══ Input data

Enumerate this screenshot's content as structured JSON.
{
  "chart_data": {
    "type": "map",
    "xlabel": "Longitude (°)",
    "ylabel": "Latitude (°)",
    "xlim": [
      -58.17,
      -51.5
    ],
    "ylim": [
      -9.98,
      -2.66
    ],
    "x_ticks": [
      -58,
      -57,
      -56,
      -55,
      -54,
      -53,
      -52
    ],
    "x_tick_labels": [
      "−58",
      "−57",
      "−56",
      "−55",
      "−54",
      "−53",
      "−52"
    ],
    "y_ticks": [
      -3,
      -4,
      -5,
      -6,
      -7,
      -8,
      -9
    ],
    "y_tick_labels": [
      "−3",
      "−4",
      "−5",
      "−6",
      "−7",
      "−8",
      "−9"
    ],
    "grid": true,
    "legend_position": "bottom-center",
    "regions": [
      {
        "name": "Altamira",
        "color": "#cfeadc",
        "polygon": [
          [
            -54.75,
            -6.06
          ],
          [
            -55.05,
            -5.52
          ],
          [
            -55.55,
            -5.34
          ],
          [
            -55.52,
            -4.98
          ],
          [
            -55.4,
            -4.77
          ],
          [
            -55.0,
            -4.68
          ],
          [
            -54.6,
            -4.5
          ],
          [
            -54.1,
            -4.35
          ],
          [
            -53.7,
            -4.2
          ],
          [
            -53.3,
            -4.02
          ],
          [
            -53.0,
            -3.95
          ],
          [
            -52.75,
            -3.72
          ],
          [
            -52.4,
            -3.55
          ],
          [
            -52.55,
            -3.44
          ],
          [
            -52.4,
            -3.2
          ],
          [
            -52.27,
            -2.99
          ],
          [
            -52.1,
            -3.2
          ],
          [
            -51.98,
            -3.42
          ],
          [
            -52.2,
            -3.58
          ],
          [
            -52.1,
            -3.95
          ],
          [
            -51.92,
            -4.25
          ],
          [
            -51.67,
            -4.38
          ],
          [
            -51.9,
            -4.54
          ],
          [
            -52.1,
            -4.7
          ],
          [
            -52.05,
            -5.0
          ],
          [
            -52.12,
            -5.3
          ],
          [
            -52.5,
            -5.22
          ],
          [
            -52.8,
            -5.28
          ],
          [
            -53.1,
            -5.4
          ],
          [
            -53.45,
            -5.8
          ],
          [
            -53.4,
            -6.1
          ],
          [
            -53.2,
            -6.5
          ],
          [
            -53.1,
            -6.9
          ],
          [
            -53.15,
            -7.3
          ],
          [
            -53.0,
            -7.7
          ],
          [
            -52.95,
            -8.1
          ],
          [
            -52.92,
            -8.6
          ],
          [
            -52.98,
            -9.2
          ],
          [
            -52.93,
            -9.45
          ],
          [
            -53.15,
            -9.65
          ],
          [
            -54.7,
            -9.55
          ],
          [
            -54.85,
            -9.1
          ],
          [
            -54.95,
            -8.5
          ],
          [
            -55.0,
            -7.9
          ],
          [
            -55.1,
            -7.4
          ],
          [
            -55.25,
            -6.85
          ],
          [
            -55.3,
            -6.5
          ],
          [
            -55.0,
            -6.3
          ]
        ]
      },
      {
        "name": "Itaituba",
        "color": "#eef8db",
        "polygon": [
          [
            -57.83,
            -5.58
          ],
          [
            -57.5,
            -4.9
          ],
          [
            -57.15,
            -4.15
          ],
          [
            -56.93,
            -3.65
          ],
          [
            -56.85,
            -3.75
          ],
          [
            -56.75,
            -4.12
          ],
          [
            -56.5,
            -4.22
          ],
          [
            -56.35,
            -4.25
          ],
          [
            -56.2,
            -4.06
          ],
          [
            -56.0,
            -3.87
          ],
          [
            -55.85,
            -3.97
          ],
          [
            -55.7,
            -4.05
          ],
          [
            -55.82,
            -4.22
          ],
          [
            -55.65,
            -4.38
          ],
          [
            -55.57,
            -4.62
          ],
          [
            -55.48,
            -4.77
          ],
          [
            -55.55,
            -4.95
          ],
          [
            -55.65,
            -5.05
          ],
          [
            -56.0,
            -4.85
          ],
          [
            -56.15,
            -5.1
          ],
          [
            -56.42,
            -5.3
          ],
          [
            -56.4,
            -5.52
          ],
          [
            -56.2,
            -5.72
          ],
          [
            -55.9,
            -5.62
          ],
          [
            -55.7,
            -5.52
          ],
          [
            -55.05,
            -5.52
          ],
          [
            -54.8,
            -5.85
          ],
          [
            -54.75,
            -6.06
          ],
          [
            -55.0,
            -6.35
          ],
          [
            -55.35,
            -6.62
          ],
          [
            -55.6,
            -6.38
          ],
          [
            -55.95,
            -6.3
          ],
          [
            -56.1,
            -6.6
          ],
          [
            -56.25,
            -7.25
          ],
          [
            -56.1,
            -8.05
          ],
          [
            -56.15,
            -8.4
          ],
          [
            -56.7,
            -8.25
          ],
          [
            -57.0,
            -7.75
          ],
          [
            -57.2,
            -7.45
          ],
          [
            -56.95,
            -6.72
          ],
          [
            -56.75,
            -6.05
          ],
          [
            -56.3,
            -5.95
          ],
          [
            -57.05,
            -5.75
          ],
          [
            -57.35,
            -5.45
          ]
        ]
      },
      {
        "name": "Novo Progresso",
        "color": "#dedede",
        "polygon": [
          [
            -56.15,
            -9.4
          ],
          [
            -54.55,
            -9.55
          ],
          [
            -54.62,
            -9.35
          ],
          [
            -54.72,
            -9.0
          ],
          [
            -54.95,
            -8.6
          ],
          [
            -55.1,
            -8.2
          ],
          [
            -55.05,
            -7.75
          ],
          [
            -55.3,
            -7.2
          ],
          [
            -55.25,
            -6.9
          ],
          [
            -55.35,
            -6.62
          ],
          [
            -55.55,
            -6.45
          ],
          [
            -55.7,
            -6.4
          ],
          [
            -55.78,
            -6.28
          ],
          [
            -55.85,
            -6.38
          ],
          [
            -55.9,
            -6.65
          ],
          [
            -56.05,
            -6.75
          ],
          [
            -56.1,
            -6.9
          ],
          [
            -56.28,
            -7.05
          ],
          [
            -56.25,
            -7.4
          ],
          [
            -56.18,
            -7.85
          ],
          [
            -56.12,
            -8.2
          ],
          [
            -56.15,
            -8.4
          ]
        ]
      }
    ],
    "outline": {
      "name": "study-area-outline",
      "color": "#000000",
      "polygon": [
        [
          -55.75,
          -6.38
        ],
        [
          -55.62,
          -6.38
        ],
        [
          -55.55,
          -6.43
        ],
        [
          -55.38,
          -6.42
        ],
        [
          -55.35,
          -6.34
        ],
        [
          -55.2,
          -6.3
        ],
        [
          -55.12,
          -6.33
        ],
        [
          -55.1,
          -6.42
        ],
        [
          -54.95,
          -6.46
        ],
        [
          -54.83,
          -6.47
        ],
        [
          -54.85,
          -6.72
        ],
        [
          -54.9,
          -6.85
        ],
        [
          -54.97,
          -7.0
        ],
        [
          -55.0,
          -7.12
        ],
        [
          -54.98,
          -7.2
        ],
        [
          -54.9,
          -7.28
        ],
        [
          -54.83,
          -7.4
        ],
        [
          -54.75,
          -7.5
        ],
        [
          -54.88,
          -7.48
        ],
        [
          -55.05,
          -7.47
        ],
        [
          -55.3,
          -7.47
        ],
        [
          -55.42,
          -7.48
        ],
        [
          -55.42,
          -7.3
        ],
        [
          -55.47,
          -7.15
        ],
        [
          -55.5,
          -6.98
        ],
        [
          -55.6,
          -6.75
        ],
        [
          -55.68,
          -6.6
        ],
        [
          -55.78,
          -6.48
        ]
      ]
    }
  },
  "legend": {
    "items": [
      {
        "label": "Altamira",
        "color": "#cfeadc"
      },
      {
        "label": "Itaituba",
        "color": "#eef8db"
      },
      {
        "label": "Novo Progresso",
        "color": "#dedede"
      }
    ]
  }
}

════

Exercise details
Copy every line from the entries that contains the word "Novo".

Exercise output
        "name": "Novo Progresso",
        "label": "Novo Progresso",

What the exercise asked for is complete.